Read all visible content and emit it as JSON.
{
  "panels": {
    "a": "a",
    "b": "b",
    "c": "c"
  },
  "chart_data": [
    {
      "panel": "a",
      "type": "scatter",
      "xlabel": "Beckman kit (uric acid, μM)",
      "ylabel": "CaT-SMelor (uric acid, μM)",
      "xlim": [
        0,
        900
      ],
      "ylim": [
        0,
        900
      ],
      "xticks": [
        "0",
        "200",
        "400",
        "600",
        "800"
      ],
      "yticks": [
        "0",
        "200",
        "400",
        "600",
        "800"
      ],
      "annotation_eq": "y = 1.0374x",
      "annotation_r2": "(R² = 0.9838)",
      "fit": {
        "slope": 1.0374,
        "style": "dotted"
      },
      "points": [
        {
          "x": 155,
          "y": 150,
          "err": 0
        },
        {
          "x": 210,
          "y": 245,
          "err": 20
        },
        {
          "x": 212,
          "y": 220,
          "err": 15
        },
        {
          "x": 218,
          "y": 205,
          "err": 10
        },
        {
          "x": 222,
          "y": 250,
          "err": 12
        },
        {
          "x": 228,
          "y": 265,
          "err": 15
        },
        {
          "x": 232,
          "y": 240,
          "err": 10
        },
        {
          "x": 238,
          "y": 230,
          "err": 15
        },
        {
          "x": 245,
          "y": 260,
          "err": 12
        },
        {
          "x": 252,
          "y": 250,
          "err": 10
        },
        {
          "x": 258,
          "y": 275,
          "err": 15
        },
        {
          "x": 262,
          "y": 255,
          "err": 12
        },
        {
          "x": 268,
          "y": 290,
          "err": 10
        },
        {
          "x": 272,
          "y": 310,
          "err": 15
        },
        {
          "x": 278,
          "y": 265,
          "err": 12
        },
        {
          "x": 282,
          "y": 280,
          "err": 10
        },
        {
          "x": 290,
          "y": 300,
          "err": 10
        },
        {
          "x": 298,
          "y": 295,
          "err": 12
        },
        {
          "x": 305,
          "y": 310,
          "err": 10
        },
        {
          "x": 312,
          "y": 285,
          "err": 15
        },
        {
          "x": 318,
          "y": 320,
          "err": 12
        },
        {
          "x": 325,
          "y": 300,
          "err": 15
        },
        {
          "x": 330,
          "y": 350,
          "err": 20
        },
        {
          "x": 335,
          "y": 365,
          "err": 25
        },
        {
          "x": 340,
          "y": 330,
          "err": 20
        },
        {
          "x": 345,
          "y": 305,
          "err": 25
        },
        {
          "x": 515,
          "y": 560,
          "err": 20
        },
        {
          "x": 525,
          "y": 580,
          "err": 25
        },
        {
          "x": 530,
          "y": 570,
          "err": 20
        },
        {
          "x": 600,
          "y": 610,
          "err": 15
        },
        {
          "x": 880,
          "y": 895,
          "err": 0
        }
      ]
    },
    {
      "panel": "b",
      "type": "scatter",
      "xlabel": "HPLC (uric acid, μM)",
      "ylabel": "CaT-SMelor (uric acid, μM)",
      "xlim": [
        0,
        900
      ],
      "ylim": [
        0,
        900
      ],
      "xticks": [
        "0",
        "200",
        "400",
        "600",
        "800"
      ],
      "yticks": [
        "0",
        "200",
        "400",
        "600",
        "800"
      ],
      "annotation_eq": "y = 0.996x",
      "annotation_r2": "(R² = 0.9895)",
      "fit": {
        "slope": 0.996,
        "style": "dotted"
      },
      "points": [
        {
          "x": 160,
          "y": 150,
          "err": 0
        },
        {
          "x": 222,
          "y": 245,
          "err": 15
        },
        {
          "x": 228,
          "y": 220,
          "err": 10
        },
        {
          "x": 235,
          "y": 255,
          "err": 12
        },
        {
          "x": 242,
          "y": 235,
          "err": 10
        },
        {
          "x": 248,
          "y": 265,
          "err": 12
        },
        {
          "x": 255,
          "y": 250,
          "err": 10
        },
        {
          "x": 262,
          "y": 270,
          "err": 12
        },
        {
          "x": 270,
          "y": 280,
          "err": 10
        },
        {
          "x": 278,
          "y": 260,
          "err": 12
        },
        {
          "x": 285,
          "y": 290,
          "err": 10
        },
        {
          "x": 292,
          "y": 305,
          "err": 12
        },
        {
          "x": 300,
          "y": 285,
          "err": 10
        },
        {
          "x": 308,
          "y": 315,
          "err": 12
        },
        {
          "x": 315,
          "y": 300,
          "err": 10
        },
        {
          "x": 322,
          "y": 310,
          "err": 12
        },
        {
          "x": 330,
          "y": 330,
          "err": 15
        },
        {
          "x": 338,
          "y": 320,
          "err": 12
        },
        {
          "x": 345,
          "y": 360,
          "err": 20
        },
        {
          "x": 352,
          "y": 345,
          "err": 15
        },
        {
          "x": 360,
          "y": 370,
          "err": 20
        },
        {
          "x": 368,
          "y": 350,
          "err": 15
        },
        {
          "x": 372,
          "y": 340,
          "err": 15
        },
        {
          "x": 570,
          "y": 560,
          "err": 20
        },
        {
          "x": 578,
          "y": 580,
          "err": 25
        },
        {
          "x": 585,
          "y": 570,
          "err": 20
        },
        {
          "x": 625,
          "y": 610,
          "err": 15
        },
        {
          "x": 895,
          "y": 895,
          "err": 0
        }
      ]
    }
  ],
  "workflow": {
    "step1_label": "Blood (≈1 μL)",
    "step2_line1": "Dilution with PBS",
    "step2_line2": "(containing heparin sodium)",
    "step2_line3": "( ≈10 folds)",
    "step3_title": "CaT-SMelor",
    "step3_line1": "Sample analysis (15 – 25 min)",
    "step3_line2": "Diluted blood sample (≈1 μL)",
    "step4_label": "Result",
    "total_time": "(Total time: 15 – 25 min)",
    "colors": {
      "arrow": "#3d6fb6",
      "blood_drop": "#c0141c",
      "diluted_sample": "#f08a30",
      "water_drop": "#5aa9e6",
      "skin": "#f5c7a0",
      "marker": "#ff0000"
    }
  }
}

» **Problem to solve**:
Every line above that contains the word "xlabel" should be reported.

» **Output of the task**:
      "xlabel": "Beckman kit (uric acid, μM)",
      "xlabel": "HPLC (uric acid, μM)",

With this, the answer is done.